_TASK INPUTS:_
┌──

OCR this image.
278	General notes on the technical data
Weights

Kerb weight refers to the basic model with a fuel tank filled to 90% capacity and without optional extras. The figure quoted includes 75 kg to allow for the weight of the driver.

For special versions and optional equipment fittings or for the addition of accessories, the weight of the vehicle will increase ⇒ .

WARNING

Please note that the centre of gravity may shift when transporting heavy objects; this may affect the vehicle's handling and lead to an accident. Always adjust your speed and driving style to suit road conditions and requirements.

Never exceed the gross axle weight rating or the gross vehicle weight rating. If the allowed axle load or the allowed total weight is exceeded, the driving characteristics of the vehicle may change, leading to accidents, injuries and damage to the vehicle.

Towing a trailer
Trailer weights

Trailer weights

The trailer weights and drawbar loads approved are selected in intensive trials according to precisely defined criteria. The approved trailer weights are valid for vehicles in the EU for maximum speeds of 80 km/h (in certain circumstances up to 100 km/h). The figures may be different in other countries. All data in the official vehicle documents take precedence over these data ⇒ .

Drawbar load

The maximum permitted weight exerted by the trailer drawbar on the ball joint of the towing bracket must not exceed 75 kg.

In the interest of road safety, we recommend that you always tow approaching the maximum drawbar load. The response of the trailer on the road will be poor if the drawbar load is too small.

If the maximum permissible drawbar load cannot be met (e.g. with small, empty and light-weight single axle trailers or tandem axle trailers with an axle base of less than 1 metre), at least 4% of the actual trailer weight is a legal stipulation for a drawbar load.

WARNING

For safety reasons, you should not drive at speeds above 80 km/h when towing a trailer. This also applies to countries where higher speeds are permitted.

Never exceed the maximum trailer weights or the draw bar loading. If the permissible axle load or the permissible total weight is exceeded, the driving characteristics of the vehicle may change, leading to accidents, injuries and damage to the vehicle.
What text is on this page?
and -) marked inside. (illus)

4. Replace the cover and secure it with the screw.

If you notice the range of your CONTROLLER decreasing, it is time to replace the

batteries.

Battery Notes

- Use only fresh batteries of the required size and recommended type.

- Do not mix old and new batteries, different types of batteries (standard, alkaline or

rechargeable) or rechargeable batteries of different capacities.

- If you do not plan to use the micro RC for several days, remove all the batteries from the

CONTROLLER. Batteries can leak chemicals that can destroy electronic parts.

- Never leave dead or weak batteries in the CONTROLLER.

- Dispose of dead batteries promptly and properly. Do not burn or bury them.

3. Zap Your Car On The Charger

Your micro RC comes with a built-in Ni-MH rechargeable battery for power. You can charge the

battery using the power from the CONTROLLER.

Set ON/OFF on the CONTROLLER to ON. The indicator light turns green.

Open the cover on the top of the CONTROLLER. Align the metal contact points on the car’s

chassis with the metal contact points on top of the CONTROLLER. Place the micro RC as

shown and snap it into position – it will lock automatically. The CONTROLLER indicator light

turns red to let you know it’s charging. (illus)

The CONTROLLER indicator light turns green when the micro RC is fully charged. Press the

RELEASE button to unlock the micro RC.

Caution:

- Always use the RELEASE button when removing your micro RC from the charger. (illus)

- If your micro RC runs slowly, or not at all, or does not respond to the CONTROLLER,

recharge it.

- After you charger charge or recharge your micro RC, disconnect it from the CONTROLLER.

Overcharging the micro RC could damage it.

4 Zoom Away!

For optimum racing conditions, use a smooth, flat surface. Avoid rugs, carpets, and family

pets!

└──

_CHALLENGE:_ Print out the whole listing exactly as it appears.

_SOLUTION:_
OCR this image.
278	General notes on the technical data
Weights

Kerb weight refers to the basic model with a fuel tank filled to 90% capacity and without optional extras. The figure quoted includes 75 kg to allow for the weight of the driver.

For special versions and optional equipment fittings or for the addition of accessories, the weight of the vehicle will increase ⇒ .

WARNING

Please note that the centre of gravity may shift when transporting heavy objects; this may affect the vehicle's handling and lead to an accident. Always adjust your speed and driving style to suit road conditions and requirements.

Never exceed the gross axle weight rating or the gross vehicle weight rating. If the allowed axle load or the allowed total weight is exceeded, the driving characteristics of the vehicle may change, leading to accidents, injuries and damage to the vehicle.

Towing a trailer
Trailer weights

Trailer weights

The trailer weights and drawbar loads approved are selected in intensive trials according to precisely defined criteria. The approved trailer weights are valid for vehicles in the EU for maximum speeds of 80 km/h (in certain circumstances up to 100 km/h). The figures may be different in other countries. All data in the official vehicle documents take precedence over these data ⇒ .

Drawbar load

The maximum permitted weight exerted by the trailer drawbar on the ball joint of the towing bracket must not exceed 75 kg.

In the interest of road safety, we recommend that you always tow approaching the maximum drawbar load. The response of the trailer on the road will be poor if the drawbar load is too small.

If the maximum permissible drawbar load cannot be met (e.g. with small, empty and light-weight single axle trailers or tandem axle trailers with an axle base of less than 1 metre), at least 4% of the actual trailer weight is a legal stipulation for a drawbar load.

WARNING

For safety reasons, you should not drive at speeds above 80 km/h when towing a trailer. This also applies to countries where higher speeds are permitted.

Never exceed the maximum trailer weights or the draw bar loading. If the permissible axle load or the permissible total weight is exceeded, the driving characteristics of the vehicle may change, leading to accidents, injuries and damage to the vehicle.
What text is on this page?
and -) marked inside. (illus)

4. Replace the cover and secure it with the screw.

If you notice the range of your CONTROLLER decreasing, it is time to replace the

batteries.

Battery Notes

- Use only fresh batteries of the required size and recommended type.

- Do not mix old and new batteries, different types of batteries (standard, alkaline or

rechargeable) or rechargeable batteries of different capacities.

- If you do not plan to use the micro RC for several days, remove all the batteries from the

CONTROLLER. Batteries can leak chemicals that can destroy electronic parts.

- Never leave dead or weak batteries in the CONTROLLER.

- Dispose of dead batteries promptly and properly. Do not burn or bury them.

3. Zap Your Car On The Charger

Your micro RC comes with a built-in Ni-MH rechargeable battery for power. You can charge the

battery using the power from the CONTROLLER.

Set ON/OFF on the CONTROLLER to ON. The indicator light turns green.

Open the cover on the top of the CONTROLLER. Align the metal contact points on the car’s

chassis with the metal contact points on top of the CONTROLLER. Place the micro RC as

shown and snap it into position – it will lock automatically. The CONTROLLER indicator light

turns red to let you know it’s charging. (illus)

The CONTROLLER indicator light turns green when the micro RC is fully charged. Press the

RELEASE button to unlock the micro RC.

Caution:

- Always use the RELEASE button when removing your micro RC from the charger. (illus)

- If your micro RC runs slowly, or not at all, or does not respond to the CONTROLLER,

recharge it.

- After you charger charge or recharge your micro RC, disconnect it from the CONTROLLER.

Overcharging the micro RC could damage it.

4 Zoom Away!

For optimum racing conditions, use a smooth, flat surface. Avoid rugs, carpets, and family

pets!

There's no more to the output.